Below is a listing to transcribe in full and exactly; keep the pictures out.
::::::::
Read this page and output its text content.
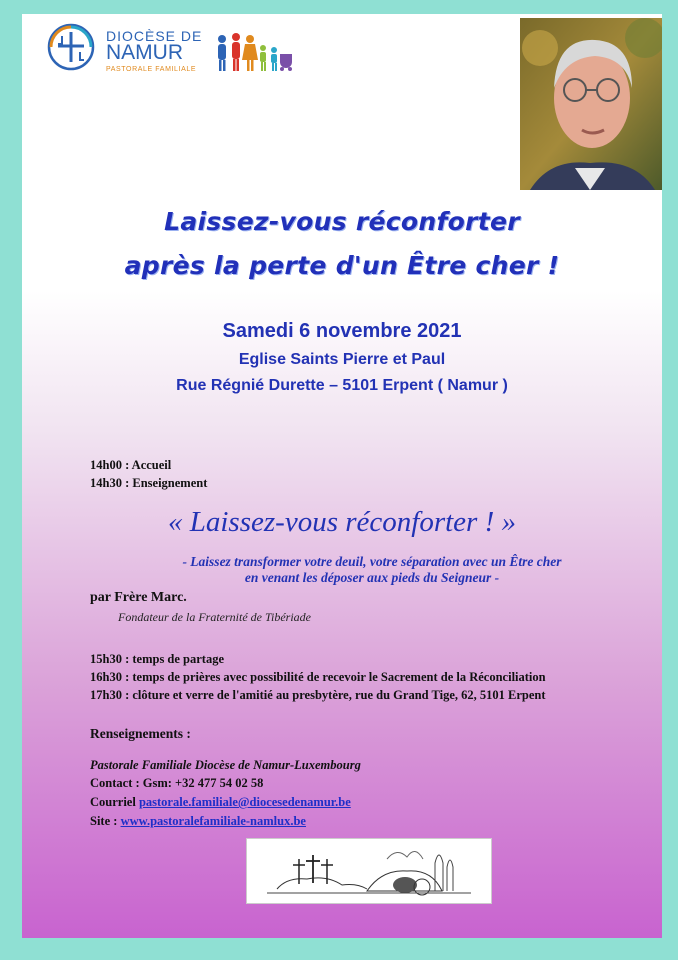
DIOCÈSE DE
NAMUR
PASTORALE FAMILIALE
Laissez-vous réconforter
après la perte d'un Être cher !
Samedi 6 novembre 2021
Eglise Saints Pierre et Paul
Rue Régnié Durette – 5101 Erpent ( Namur )
14h00 : Accueil
14h30 : Enseignement
« Laissez-vous réconforter ! »
- Laissez transformer votre deuil, votre séparation avec un Être cher
en venant les déposer aux pieds du Seigneur -
par Frère Marc.
Fondateur de la Fraternité de Tibériade
15h30 : temps de partage
16h30 : temps de prières avec possibilité de recevoir le Sacrement de la Réconciliation
17h30 : clôture et verre de l'amitié au presbytère, rue du Grand Tige, 62, 5101 Erpent
Renseignements :
Pastorale Familiale Diocèse de Namur-Luxembourg
Contact : Gsm: +32 477 54 02 58
Courriel pastorale.familiale@diocesedenamur.be
Site : www.pastoralefamiliale-namlux.be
::::::::
> _Reply to the exercise_:
Read this page and output its text content.
DIOCÈSE DE
NAMUR
PASTORALE FAMILIALE
Laissez-vous réconforter
après la perte d'un Être cher !
Samedi 6 novembre 2021
Eglise Saints Pierre et Paul
Rue Régnié Durette – 5101 Erpent ( Namur )
14h00 : Accueil
14h30 : Enseignement
« Laissez-vous réconforter ! »
- Laissez transformer votre deuil, votre séparation avec un Être cher
en venant les déposer aux pieds du Seigneur -
par Frère Marc.
Fondateur de la Fraternité de Tibériade
15h30 : temps de partage
16h30 : temps de prières avec possibilité de recevoir le Sacrement de la Réconciliation
17h30 : clôture et verre de l'amitié au presbytère, rue du Grand Tige, 62, 5101 Erpent
Renseignements :
Pastorale Familiale Diocèse de Namur-Luxembourg
Contact : Gsm: +32 477 54 02 58
Courriel pastorale.familiale@diocesedenamur.be
Site : www.pastoralefamiliale-namlux.be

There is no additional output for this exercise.